- _Exercise goal_:
Your task is to give the data again, exactly, with every line intact.

- _Dataset excerpts_:
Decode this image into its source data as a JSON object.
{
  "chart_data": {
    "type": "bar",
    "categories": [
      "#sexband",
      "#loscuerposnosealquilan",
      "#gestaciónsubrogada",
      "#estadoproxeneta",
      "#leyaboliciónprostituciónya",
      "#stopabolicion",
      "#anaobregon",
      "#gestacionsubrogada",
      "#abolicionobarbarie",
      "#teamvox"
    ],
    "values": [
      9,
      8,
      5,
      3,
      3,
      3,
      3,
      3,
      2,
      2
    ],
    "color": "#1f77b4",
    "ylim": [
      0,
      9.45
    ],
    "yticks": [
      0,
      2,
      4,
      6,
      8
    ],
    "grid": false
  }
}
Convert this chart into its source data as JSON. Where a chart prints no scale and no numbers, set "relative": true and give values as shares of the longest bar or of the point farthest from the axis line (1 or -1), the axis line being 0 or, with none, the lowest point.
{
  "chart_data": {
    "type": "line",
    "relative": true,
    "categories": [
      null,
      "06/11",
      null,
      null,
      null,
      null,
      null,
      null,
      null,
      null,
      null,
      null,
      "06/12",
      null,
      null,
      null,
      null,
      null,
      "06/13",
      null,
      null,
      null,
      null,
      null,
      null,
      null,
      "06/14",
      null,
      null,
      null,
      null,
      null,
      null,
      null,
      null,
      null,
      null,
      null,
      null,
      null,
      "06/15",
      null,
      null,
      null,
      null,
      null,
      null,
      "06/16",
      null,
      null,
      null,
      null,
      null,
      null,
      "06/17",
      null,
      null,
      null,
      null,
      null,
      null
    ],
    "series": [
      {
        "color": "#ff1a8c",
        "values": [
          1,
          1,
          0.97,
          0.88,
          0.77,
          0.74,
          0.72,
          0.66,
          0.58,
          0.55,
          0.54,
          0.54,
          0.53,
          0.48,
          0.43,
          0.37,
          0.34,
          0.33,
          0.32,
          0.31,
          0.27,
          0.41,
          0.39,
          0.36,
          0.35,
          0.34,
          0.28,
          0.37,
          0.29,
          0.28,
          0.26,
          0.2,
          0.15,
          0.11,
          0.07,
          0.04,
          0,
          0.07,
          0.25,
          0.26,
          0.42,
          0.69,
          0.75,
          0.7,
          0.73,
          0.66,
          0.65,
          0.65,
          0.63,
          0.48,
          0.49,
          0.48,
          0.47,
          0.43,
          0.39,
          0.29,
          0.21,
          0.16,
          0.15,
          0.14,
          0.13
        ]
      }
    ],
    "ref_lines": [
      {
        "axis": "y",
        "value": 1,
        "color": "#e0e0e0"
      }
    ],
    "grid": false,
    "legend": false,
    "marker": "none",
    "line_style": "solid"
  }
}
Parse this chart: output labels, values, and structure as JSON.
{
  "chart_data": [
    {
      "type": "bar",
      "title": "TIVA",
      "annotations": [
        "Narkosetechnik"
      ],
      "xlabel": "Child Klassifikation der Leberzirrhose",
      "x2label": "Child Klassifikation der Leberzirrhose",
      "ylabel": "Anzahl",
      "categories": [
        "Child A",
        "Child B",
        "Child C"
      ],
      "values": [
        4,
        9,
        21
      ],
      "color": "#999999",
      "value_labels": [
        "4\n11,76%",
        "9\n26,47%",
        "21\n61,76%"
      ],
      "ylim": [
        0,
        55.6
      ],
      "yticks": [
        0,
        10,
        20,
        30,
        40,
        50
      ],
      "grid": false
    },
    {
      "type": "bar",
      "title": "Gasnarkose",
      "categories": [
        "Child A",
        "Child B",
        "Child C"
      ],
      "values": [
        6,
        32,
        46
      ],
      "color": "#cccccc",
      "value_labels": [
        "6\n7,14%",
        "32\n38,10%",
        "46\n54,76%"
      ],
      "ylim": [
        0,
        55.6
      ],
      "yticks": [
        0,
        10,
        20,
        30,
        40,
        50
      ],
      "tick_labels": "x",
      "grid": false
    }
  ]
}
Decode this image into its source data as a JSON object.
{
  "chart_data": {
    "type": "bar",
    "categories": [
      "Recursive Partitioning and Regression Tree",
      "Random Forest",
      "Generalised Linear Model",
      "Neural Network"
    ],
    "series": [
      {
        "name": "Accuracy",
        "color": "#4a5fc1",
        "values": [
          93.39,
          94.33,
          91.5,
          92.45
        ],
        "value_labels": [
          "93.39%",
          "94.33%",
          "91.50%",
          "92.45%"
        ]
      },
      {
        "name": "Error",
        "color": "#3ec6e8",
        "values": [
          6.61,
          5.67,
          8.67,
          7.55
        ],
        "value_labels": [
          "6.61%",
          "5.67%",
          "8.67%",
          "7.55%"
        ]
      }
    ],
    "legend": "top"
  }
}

- _Written answer_:
Decode this image into its source data as a JSON object.
{
  "chart_data": {
    "type": "bar",
    "categories": [
      "#sexband",
      "#loscuerposnosealquilan",
      "#gestaciónsubrogada",
      "#estadoproxeneta",
      "#leyaboliciónprostituciónya",
      "#stopabolicion",
      "#anaobregon",
      "#gestacionsubrogada",
      "#abolicionobarbarie",
      "#teamvox"
    ],
    "values": [
      9,
      8,
      5,
      3,
      3,
      3,
      3,
      3,
      2,
      2
    ],
    "color": "#1f77b4",
    "ylim": [
      0,
      9.45
    ],
    "yticks": [
      0,
      2,
      4,
      6,
      8
    ],
    "grid": false
  }
}
Convert this chart into its source data as JSON. Where a chart prints no scale and no numbers, set "relative": true and give values as shares of the longest bar or of the point farthest from the axis line (1 or -1), the axis line being 0 or, with none, the lowest point.
{
  "chart_data": {
    "type": "line",
    "relative": true,
    "categories": [
      null,
      "06/11",
      null,
      null,
      null,
      null,
      null,
      null,
      null,
      null,
      null,
      null,
      "06/12",
      null,
      null,
      null,
      null,
      null,
      "06/13",
      null,
      null,
      null,
      null,
      null,
      null,
      null,
      "06/14",
      null,
      null,
      null,
      null,
      null,
      null,
      null,
      null,
      null,
      null,
      null,
      null,
      null,
      "06/15",
      null,
      null,
      null,
      null,
      null,
      null,
      "06/16",
      null,
      null,
      null,
      null,
      null,
      null,
      "06/17",
      null,
      null,
      null,
      null,
      null,
      null
    ],
    "series": [
      {
        "color": "#ff1a8c",
        "values": [
          1,
          1,
          0.97,
          0.88,
          0.77,
          0.74,
          0.72,
          0.66,
          0.58,
          0.55,
          0.54,
          0.54,
          0.53,
          0.48,
          0.43,
          0.37,
          0.34,
          0.33,
          0.32,
          0.31,
          0.27,
          0.41,
          0.39,
          0.36,
          0.35,
          0.34,
          0.28,
          0.37,
          0.29,
          0.28,
          0.26,
          0.2,
          0.15,
          0.11,
          0.07,
          0.04,
          0,
          0.07,
          0.25,
          0.26,
          0.42,
          0.69,
          0.75,
          0.7,
          0.73,
          0.66,
          0.65,
          0.65,
          0.63,
          0.48,
          0.49,
          0.48,
          0.47,
          0.43,
          0.39,
          0.29,
          0.21,
          0.16,
          0.15,
          0.14,
          0.13
        ]
      }
    ],
    "ref_lines": [
      {
        "axis": "y",
        "value": 1,
        "color": "#e0e0e0"
      }
    ],
    "grid": false,
    "legend": false,
    "marker": "none",
    "line_style": "solid"
  }
}
Parse this chart: output labels, values, and structure as JSON.
{
  "chart_data": [
    {
      "type": "bar",
      "title": "TIVA",
      "annotations": [
        "Narkosetechnik"
      ],
      "xlabel": "Child Klassifikation der Leberzirrhose",
      "x2label": "Child Klassifikation der Leberzirrhose",
      "ylabel": "Anzahl",
      "categories": [
        "Child A",
        "Child B",
        "Child C"
      ],
      "values": [
        4,
        9,
        21
      ],
      "color": "#999999",
      "value_labels": [
        "4\n11,76%",
        "9\n26,47%",
        "21\n61,76%"
      ],
      "ylim": [
        0,
        55.6
      ],
      "yticks": [
        0,
        10,
        20,
        30,
        40,
        50
      ],
      "grid": false
    },
    {
      "type": "bar",
      "title": "Gasnarkose",
      "categories": [
        "Child A",
        "Child B",
        "Child C"
      ],
      "values": [
        6,
        32,
        46
      ],
      "color": "#cccccc",
      "value_labels": [
        "6\n7,14%",
        "32\n38,10%",
        "46\n54,76%"
      ],
      "ylim": [
        0,
        55.6
      ],
      "yticks": [
        0,
        10,
        20,
        30,
        40,
        50
      ],
      "tick_labels": "x",
      "grid": false
    }
  ]
}
Decode this image into its source data as a JSON object.
{
  "chart_data": {
    "type": "bar",
    "categories": [
      "Recursive Partitioning and Regression Tree",
      "Random Forest",
      "Generalised Linear Model",
      "Neural Network"
    ],
    "series": [
      {
        "name": "Accuracy",
        "color": "#4a5fc1",
        "values": [
          93.39,
          94.33,
          91.5,
          92.45
        ],
        "value_labels": [
          "93.39%",
          "94.33%",
          "91.50%",
          "92.45%"
        ]
      },
      {
        "name": "Error",
        "color": "#3ec6e8",
        "values": [
          6.61,
          5.67,
          8.67,
          7.55
        ],
        "value_labels": [
          "6.61%",
          "5.67%",
          "8.67%",
          "7.55%"
        ]
      }
    ],
    "legend": "top"
  }
}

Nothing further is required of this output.